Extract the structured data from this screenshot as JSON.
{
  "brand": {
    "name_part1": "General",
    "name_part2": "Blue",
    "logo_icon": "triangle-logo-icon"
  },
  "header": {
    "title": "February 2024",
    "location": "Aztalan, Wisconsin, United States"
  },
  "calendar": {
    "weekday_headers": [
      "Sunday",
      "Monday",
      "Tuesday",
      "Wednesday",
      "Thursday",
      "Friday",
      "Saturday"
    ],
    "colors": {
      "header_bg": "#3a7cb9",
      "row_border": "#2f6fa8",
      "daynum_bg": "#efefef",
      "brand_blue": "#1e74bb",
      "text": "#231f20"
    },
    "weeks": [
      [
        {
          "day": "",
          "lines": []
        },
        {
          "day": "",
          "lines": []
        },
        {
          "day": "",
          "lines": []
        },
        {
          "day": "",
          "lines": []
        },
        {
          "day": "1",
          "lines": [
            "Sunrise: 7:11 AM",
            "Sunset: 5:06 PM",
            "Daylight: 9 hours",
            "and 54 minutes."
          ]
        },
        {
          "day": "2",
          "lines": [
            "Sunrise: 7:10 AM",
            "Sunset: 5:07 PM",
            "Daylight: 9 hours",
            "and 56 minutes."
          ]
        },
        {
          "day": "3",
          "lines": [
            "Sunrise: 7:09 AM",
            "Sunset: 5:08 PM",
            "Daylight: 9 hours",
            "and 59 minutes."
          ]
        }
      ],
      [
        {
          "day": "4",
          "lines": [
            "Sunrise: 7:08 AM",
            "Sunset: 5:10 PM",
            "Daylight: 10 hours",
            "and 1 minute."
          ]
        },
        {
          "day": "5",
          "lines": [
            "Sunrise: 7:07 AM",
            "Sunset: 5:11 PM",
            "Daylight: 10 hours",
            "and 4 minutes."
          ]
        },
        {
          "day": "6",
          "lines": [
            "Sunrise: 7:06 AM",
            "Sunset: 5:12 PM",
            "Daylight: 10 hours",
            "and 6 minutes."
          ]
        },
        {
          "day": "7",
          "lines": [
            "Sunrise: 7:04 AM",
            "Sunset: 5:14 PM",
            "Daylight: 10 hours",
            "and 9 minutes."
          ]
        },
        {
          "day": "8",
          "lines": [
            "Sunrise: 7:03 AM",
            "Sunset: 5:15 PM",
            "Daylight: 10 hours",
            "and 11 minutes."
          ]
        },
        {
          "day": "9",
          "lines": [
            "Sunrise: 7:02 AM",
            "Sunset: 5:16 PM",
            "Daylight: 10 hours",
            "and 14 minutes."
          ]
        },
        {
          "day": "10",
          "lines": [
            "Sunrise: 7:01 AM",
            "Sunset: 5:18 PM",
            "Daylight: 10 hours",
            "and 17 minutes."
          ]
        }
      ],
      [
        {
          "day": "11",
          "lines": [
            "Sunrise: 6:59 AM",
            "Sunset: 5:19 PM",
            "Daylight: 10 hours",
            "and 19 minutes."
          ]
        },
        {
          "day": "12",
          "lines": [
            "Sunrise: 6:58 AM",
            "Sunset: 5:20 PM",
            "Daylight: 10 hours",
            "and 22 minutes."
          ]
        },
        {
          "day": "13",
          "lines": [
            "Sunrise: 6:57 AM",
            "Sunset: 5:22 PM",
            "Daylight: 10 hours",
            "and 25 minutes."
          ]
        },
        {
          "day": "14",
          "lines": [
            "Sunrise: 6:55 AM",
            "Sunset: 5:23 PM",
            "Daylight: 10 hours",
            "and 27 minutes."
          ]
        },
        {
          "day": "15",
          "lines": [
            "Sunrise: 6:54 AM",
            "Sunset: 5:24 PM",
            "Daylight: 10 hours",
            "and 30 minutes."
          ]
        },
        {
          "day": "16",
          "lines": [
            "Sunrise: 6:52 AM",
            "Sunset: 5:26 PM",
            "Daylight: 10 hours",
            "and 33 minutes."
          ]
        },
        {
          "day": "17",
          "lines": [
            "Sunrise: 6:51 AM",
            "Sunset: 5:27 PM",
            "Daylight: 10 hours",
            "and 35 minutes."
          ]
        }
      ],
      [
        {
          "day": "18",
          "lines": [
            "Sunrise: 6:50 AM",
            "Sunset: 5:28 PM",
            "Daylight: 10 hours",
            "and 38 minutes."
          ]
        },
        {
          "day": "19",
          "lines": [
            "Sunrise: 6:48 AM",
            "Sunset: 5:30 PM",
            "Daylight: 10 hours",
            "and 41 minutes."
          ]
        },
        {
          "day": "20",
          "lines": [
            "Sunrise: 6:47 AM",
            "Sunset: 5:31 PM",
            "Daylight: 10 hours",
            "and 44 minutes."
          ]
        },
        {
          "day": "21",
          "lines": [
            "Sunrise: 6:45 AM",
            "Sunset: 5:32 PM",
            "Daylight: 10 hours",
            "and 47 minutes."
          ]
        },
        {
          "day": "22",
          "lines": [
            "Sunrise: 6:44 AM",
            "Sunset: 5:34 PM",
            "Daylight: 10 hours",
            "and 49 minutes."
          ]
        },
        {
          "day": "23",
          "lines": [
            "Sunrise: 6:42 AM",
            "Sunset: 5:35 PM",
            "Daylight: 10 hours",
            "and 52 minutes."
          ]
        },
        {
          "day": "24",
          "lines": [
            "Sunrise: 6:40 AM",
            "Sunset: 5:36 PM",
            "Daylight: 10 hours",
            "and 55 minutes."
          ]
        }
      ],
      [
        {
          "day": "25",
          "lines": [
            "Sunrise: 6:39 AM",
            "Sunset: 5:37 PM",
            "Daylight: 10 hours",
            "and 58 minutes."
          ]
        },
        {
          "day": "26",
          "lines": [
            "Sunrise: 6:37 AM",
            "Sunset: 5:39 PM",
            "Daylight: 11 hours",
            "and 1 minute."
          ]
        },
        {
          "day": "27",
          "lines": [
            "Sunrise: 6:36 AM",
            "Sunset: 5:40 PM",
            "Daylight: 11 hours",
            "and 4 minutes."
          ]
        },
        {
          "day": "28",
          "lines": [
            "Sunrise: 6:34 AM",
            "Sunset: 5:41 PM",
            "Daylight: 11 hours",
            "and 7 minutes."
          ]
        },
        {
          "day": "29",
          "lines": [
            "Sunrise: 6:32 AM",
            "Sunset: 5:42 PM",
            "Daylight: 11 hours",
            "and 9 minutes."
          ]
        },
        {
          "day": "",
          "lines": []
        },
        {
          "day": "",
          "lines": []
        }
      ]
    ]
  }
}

──────────────────────────────

## Directions
Repeat the data above, word for word.

## The output
Extract the structured data from this screenshot as JSON.
{
  "brand": {
    "name_part1": "General",
    "name_part2": "Blue",
    "logo_icon": "triangle-logo-icon"
  },
  "header": {
    "title": "February 2024",
    "location": "Aztalan, Wisconsin, United States"
  },
  "calendar": {
    "weekday_headers": [
      "Sunday",
      "Monday",
      "Tuesday",
      "Wednesday",
      "Thursday",
      "Friday",
      "Saturday"
    ],
    "colors": {
      "header_bg": "#3a7cb9",
      "row_border": "#2f6fa8",
      "daynum_bg": "#efefef",
      "brand_blue": "#1e74bb",
      "text": "#231f20"
    },
    "weeks": [
      [
        {
          "day": "",
          "lines": []
        },
        {
          "day": "",
          "lines": []
        },
        {
          "day": "",
          "lines": []
        },
        {
          "day": "",
          "lines": []
        },
        {
          "day": "1",
          "lines": [
            "Sunrise: 7:11 AM",
            "Sunset: 5:06 PM",
            "Daylight: 9 hours",
            "and 54 minutes."
          ]
        },
        {
          "day": "2",
          "lines": [
            "Sunrise: 7:10 AM",
            "Sunset: 5:07 PM",
            "Daylight: 9 hours",
            "and 56 minutes."
          ]
        },
        {
          "day": "3",
          "lines": [
            "Sunrise: 7:09 AM",
            "Sunset: 5:08 PM",
            "Daylight: 9 hours",
            "and 59 minutes."
          ]
        }
      ],
      [
        {
          "day": "4",
          "lines": [
            "Sunrise: 7:08 AM",
            "Sunset: 5:10 PM",
            "Daylight: 10 hours",
            "and 1 minute."
          ]
        },
        {
          "day": "5",
          "lines": [
            "Sunrise: 7:07 AM",
            "Sunset: 5:11 PM",
            "Daylight: 10 hours",
            "and 4 minutes."
          ]
        },
        {
          "day": "6",
          "lines": [
            "Sunrise: 7:06 AM",
            "Sunset: 5:12 PM",
            "Daylight: 10 hours",
            "and 6 minutes."
          ]
        },
        {
          "day": "7",
          "lines": [
            "Sunrise: 7:04 AM",
            "Sunset: 5:14 PM",
            "Daylight: 10 hours",
            "and 9 minutes."
          ]
        },
        {
          "day": "8",
          "lines": [
            "Sunrise: 7:03 AM",
            "Sunset: 5:15 PM",
            "Daylight: 10 hours",
            "and 11 minutes."
          ]
        },
        {
          "day": "9",
          "lines": [
            "Sunrise: 7:02 AM",
            "Sunset: 5:16 PM",
            "Daylight: 10 hours",
            "and 14 minutes."
          ]
        },
        {
          "day": "10",
          "lines": [
            "Sunrise: 7:01 AM",
            "Sunset: 5:18 PM",
            "Daylight: 10 hours",
            "and 17 minutes."
          ]
        }
      ],
      [
        {
          "day": "11",
          "lines": [
            "Sunrise: 6:59 AM",
            "Sunset: 5:19 PM",
            "Daylight: 10 hours",
            "and 19 minutes."
          ]
        },
        {
          "day": "12",
          "lines": [
            "Sunrise: 6:58 AM",
            "Sunset: 5:20 PM",
            "Daylight: 10 hours",
            "and 22 minutes."
          ]
        },
        {
          "day": "13",
          "lines": [
            "Sunrise: 6:57 AM",
            "Sunset: 5:22 PM",
            "Daylight: 10 hours",
            "and 25 minutes."
          ]
        },
        {
          "day": "14",
          "lines": [
            "Sunrise: 6:55 AM",
            "Sunset: 5:23 PM",
            "Daylight: 10 hours",
            "and 27 minutes."
          ]
        },
        {
          "day": "15",
          "lines": [
            "Sunrise: 6:54 AM",
            "Sunset: 5:24 PM",
            "Daylight: 10 hours",
            "and 30 minutes."
          ]
        },
        {
          "day": "16",
          "lines": [
            "Sunrise: 6:52 AM",
            "Sunset: 5:26 PM",
            "Daylight: 10 hours",
            "and 33 minutes."
          ]
        },
        {
          "day": "17",
          "lines": [
            "Sunrise: 6:51 AM",
            "Sunset: 5:27 PM",
            "Daylight: 10 hours",
            "and 35 minutes."
          ]
        }
      ],
      [
        {
          "day": "18",
          "lines": [
            "Sunrise: 6:50 AM",
            "Sunset: 5:28 PM",
            "Daylight: 10 hours",
            "and 38 minutes."
          ]
        },
        {
          "day": "19",
          "lines": [
            "Sunrise: 6:48 AM",
            "Sunset: 5:30 PM",
            "Daylight: 10 hours",
            "and 41 minutes."
          ]
        },
        {
          "day": "20",
          "lines": [
            "Sunrise: 6:47 AM",
            "Sunset: 5:31 PM",
            "Daylight: 10 hours",
            "and 44 minutes."
          ]
        },
        {
          "day": "21",
          "lines": [
            "Sunrise: 6:45 AM",
            "Sunset: 5:32 PM",
            "Daylight: 10 hours",
            "and 47 minutes."
          ]
        },
        {
          "day": "22",
          "lines": [
            "Sunrise: 6:44 AM",
            "Sunset: 5:34 PM",
            "Daylight: 10 hours",
            "and 49 minutes."
          ]
        },
        {
          "day": "23",
          "lines": [
            "Sunrise: 6:42 AM",
            "Sunset: 5:35 PM",
            "Daylight: 10 hours",
            "and 52 minutes."
          ]
        },
        {
          "day": "24",
          "lines": [
            "Sunrise: 6:40 AM",
            "Sunset: 5:36 PM",
            "Daylight: 10 hours",
            "and 55 minutes."
          ]
        }
      ],
      [
        {
          "day": "25",
          "lines": [
            "Sunrise: 6:39 AM",
            "Sunset: 5:37 PM",
            "Daylight: 10 hours",
            "and 58 minutes."
          ]
        },
        {
          "day": "26",
          "lines": [
            "Sunrise: 6:37 AM",
            "Sunset: 5:39 PM",
            "Daylight: 11 hours",
            "and 1 minute."
          ]
        },
        {
          "day": "27",
          "lines": [
            "Sunrise: 6:36 AM",
            "Sunset: 5:40 PM",
            "Daylight: 11 hours",
            "and 4 minutes."
          ]
        },
        {
          "day": "28",
          "lines": [
            "Sunrise: 6:34 AM",
            "Sunset: 5:41 PM",
            "Daylight: 11 hours",
            "and 7 minutes."
          ]
        },
        {
          "day": "29",
          "lines": [
            "Sunrise: 6:32 AM",
            "Sunset: 5:42 PM",
            "Daylight: 11 hours",
            "and 9 minutes."
          ]
        },
        {
          "day": "",
          "lines": []
        },
        {
          "day": "",
          "lines": []
        }
      ]
    ]
  }
}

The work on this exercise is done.